● **EXERCISE OBJECTIVE**
Look for the word "active" in the entries below, then copy every line that has it.

● **ENTRIES SUPPLIED**
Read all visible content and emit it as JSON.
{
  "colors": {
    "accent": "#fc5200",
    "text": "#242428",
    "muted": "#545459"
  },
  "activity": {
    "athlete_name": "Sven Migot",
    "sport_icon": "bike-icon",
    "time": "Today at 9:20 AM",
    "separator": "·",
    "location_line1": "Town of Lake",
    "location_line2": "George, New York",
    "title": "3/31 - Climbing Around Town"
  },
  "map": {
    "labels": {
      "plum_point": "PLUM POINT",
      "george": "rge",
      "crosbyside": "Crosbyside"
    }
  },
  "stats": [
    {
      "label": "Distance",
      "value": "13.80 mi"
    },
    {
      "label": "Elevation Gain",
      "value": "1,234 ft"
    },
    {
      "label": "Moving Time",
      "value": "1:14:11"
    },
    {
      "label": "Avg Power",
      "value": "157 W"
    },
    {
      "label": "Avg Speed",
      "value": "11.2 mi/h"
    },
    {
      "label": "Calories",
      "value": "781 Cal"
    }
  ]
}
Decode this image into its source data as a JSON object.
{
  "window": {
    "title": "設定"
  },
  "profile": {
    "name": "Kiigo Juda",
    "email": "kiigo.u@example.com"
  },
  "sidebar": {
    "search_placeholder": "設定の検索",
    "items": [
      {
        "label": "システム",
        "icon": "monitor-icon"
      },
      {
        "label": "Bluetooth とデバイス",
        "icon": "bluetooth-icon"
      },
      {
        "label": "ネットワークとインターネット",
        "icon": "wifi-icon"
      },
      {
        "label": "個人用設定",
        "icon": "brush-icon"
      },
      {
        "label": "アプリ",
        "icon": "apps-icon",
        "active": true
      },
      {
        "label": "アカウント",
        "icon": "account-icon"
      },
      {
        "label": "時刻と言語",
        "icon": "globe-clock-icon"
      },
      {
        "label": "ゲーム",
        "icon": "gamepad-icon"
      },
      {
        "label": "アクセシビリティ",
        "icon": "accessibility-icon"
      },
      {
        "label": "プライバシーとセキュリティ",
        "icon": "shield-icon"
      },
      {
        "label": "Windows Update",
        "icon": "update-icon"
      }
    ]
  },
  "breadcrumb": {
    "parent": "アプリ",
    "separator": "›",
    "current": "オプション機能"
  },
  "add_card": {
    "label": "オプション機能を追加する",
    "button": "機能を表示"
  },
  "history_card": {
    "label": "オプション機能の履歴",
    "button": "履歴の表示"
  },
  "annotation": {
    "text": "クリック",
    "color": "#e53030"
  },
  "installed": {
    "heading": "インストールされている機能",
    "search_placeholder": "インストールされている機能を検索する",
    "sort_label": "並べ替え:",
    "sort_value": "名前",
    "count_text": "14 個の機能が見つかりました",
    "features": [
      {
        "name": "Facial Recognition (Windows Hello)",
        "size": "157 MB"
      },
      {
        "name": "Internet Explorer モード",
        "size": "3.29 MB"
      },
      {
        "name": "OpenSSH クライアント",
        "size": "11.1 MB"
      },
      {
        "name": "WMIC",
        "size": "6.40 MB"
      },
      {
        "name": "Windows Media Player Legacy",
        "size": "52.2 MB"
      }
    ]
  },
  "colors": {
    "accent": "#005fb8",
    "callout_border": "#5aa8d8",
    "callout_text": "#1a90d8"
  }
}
==
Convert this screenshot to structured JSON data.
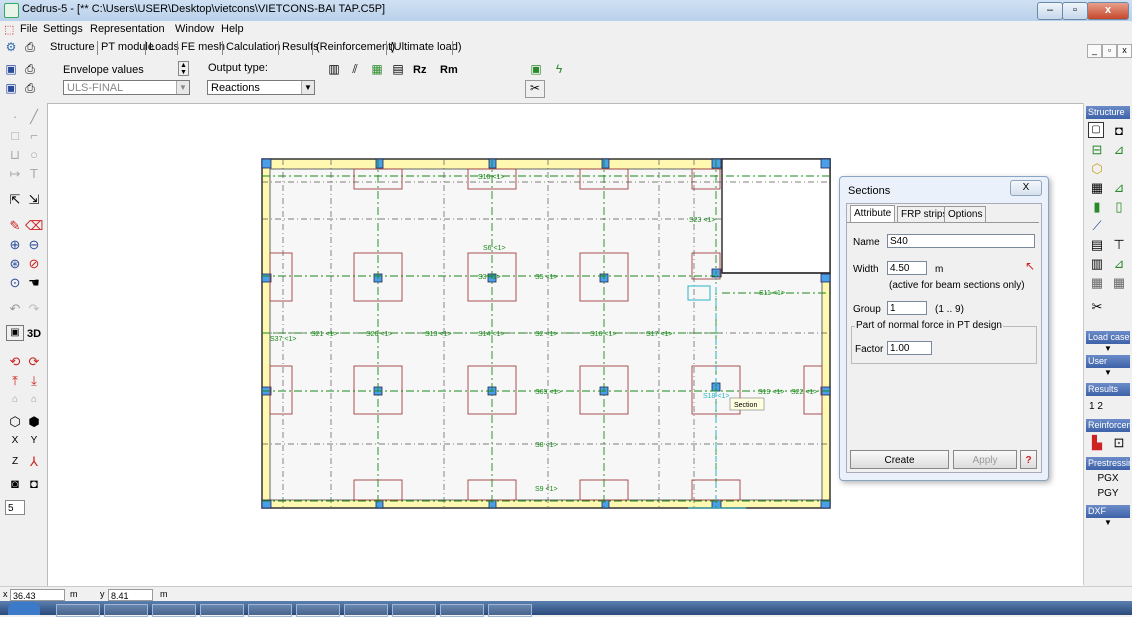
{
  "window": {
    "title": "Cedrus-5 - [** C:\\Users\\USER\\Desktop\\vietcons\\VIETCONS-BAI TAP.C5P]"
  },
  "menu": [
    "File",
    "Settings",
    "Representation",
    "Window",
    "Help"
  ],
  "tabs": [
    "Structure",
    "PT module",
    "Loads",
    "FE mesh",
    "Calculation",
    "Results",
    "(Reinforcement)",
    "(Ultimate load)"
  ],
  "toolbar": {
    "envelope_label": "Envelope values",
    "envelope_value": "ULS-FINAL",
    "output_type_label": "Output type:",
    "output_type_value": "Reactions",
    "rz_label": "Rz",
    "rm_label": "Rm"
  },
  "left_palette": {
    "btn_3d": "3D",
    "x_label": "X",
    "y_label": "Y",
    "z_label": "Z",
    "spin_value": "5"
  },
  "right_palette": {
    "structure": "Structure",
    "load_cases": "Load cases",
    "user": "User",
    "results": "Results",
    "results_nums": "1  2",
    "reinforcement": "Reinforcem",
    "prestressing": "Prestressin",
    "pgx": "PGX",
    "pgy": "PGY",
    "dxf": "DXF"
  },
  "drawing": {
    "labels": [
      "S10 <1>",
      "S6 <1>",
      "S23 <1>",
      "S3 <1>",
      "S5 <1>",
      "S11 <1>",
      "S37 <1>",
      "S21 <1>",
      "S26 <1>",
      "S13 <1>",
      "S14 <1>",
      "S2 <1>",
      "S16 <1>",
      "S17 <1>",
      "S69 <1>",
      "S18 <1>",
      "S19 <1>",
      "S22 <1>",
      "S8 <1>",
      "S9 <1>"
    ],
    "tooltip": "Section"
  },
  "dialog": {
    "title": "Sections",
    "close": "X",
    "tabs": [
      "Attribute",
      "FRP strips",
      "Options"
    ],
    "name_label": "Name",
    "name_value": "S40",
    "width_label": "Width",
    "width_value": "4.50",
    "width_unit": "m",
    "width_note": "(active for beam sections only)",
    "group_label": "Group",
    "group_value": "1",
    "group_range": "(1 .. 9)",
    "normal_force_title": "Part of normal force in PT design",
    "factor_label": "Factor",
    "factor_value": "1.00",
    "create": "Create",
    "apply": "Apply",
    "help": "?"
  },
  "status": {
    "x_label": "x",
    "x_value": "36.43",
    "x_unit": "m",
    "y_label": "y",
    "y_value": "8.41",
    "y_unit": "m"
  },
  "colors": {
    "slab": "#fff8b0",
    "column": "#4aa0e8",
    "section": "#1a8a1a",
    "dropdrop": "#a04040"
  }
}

● **RESULT FOR THIS EXERCISE**
        "active": true
    "width_note": "(active for beam sections only)",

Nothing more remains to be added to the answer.